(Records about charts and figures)
## begin

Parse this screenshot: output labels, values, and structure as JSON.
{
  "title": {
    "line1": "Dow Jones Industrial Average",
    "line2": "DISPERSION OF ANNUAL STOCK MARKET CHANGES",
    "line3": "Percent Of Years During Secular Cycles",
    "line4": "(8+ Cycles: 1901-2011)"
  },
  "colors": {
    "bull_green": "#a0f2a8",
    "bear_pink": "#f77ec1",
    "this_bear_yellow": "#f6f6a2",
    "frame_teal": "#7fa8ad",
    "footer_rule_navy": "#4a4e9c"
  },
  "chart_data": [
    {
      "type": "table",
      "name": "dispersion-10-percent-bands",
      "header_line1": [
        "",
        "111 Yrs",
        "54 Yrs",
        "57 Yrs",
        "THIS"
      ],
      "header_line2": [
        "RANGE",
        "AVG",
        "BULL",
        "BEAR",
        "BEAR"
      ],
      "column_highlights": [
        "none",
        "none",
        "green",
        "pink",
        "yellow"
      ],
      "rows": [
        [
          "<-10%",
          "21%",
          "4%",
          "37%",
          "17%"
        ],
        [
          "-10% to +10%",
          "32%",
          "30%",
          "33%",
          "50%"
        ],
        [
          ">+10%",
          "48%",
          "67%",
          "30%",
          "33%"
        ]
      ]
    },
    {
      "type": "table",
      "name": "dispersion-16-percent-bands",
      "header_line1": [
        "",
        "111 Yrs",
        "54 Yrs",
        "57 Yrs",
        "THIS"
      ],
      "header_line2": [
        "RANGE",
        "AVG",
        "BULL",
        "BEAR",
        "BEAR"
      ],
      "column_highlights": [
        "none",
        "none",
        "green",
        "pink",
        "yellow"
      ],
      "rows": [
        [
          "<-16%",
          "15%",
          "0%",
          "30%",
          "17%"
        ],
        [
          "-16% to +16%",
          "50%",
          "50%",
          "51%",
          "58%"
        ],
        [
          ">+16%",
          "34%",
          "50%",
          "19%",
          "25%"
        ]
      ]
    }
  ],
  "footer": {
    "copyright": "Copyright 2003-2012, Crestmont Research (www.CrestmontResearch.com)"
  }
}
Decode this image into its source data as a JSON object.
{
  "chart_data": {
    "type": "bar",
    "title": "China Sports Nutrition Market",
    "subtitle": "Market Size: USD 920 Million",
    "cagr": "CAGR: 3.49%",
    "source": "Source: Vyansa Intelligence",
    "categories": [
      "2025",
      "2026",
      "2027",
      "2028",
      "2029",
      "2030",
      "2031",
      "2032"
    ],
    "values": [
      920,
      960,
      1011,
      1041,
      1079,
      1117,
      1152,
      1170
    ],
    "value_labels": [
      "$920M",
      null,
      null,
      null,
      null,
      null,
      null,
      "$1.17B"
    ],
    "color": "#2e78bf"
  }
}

## end

Every record above must be duplicated exactly.

Exercise answer
Parse this screenshot: output labels, values, and structure as JSON.
{
  "title": {
    "line1": "Dow Jones Industrial Average",
    "line2": "DISPERSION OF ANNUAL STOCK MARKET CHANGES",
    "line3": "Percent Of Years During Secular Cycles",
    "line4": "(8+ Cycles: 1901-2011)"
  },
  "colors": {
    "bull_green": "#a0f2a8",
    "bear_pink": "#f77ec1",
    "this_bear_yellow": "#f6f6a2",
    "frame_teal": "#7fa8ad",
    "footer_rule_navy": "#4a4e9c"
  },
  "chart_data": [
    {
      "type": "table",
      "name": "dispersion-10-percent-bands",
      "header_line1": [
        "",
        "111 Yrs",
        "54 Yrs",
        "57 Yrs",
        "THIS"
      ],
      "header_line2": [
        "RANGE",
        "AVG",
        "BULL",
        "BEAR",
        "BEAR"
      ],
      "column_highlights": [
        "none",
        "none",
        "green",
        "pink",
        "yellow"
      ],
      "rows": [
        [
          "<-10%",
          "21%",
          "4%",
          "37%",
          "17%"
        ],
        [
          "-10% to +10%",
          "32%",
          "30%",
          "33%",
          "50%"
        ],
        [
          ">+10%",
          "48%",
          "67%",
          "30%",
          "33%"
        ]
      ]
    },
    {
      "type": "table",
      "name": "dispersion-16-percent-bands",
      "header_line1": [
        "",
        "111 Yrs",
        "54 Yrs",
        "57 Yrs",
        "THIS"
      ],
      "header_line2": [
        "RANGE",
        "AVG",
        "BULL",
        "BEAR",
        "BEAR"
      ],
      "column_highlights": [
        "none",
        "none",
        "green",
        "pink",
        "yellow"
      ],
      "rows": [
        [
          "<-16%",
          "15%",
          "0%",
          "30%",
          "17%"
        ],
        [
          "-16% to +16%",
          "50%",
          "50%",
          "51%",
          "58%"
        ],
        [
          ">+16%",
          "34%",
          "50%",
          "19%",
          "25%"
        ]
      ]
    }
  ],
  "footer": {
    "copyright": "Copyright 2003-2012, Crestmont Research (www.CrestmontResearch.com)"
  }
}
Decode this image into its source data as a JSON object.
{
  "chart_data": {
    "type": "bar",
    "title": "China Sports Nutrition Market",
    "subtitle": "Market Size: USD 920 Million",
    "cagr": "CAGR: 3.49%",
    "source": "Source: Vyansa Intelligence",
    "categories": [
      "2025",
      "2026",
      "2027",
      "2028",
      "2029",
      "2030",
      "2031",
      "2032"
    ],
    "values": [
      920,
      960,
      1011,
      1041,
      1079,
      1117,
      1152,
      1170
    ],
    "value_labels": [
      "$920M",
      null,
      null,
      null,
      null,
      null,
      null,
      "$1.17B"
    ],
    "color": "#2e78bf"
  }
}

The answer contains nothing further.